Records contained in a dataset:
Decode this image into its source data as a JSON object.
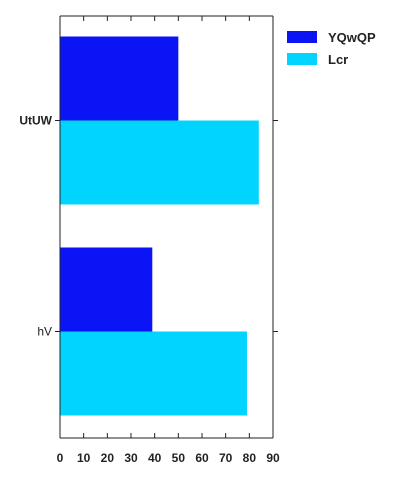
{
  "chart_data": {
    "type": "bar",
    "orientation": "horizontal",
    "categories": [
      "UtUW",
      "hV"
    ],
    "series": [
      {
        "name": "YQwQP",
        "values": [
          50,
          39
        ],
        "color": "#0a14f5"
      },
      {
        "name": "Lcr",
        "values": [
          84,
          79
        ],
        "color": "#00d4ff"
      }
    ],
    "xlim": [
      0,
      90
    ],
    "xticks": [
      0,
      10,
      20,
      30,
      40,
      50,
      60,
      70,
      80,
      90
    ],
    "title": "",
    "xlabel": "",
    "ylabel": "",
    "grid": false,
    "legend_position": "top-right, outside plot"
  }
}
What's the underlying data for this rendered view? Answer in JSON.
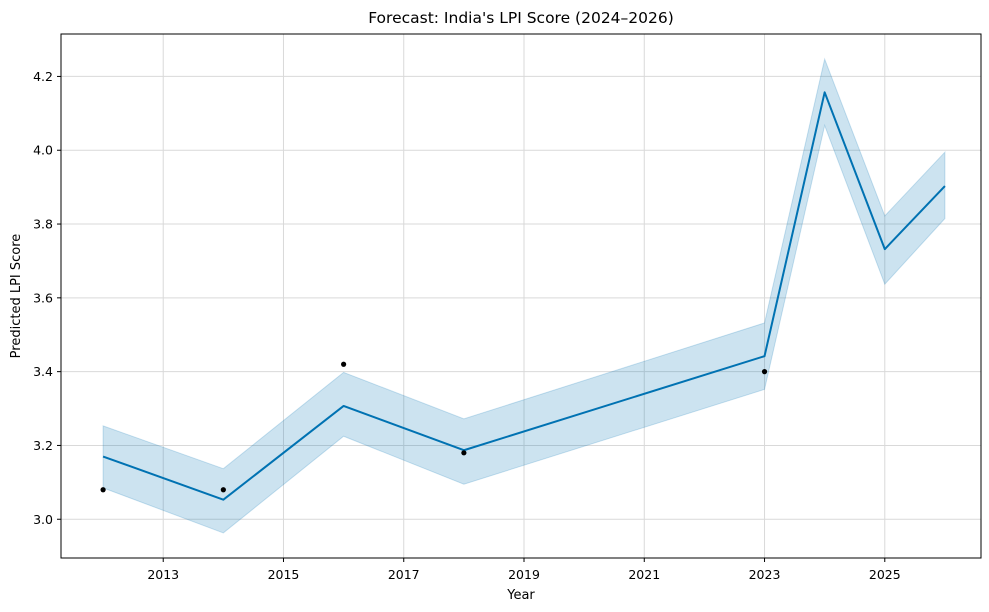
{
  "chart_data": {
    "type": "line",
    "title": "Forecast: India's LPI Score (2024–2026)",
    "xlabel": "Year",
    "ylabel": "Predicted LPI Score",
    "xlim": [
      2011.3,
      2026.6
    ],
    "ylim": [
      2.895,
      4.315
    ],
    "x_ticks": [
      2013,
      2015,
      2017,
      2019,
      2021,
      2023,
      2025
    ],
    "y_ticks": [
      3.0,
      3.2,
      3.4,
      3.6,
      3.8,
      4.0,
      4.2
    ],
    "y_tick_labels": [
      "3.0",
      "3.2",
      "3.4",
      "3.6",
      "3.8",
      "4.0",
      "4.2"
    ],
    "grid": true,
    "forecast": {
      "x": [
        2012,
        2014,
        2016,
        2018,
        2023,
        2024,
        2025,
        2026
      ],
      "yhat": [
        3.17,
        3.053,
        3.307,
        3.187,
        3.442,
        4.157,
        3.732,
        3.903
      ],
      "yhat_lower": [
        3.085,
        2.963,
        3.225,
        3.095,
        3.352,
        4.067,
        3.637,
        3.815
      ],
      "yhat_upper": [
        3.253,
        3.137,
        3.398,
        3.272,
        3.532,
        4.247,
        3.822,
        3.995
      ]
    },
    "observed": {
      "x": [
        2012,
        2014,
        2016,
        2018,
        2023
      ],
      "y": [
        3.08,
        3.08,
        3.42,
        3.18,
        3.4
      ]
    },
    "colors": {
      "line": "#0072b2",
      "band": "#0072b2",
      "points": "#000000",
      "grid": "#d9d9d9"
    }
  }
}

Required task
Out of the material above, gather each line where "Score" appears.

Correct result
    "title": "Forecast: India's LPI Score (2024–2026)",
    "ylabel": "Predicted LPI Score",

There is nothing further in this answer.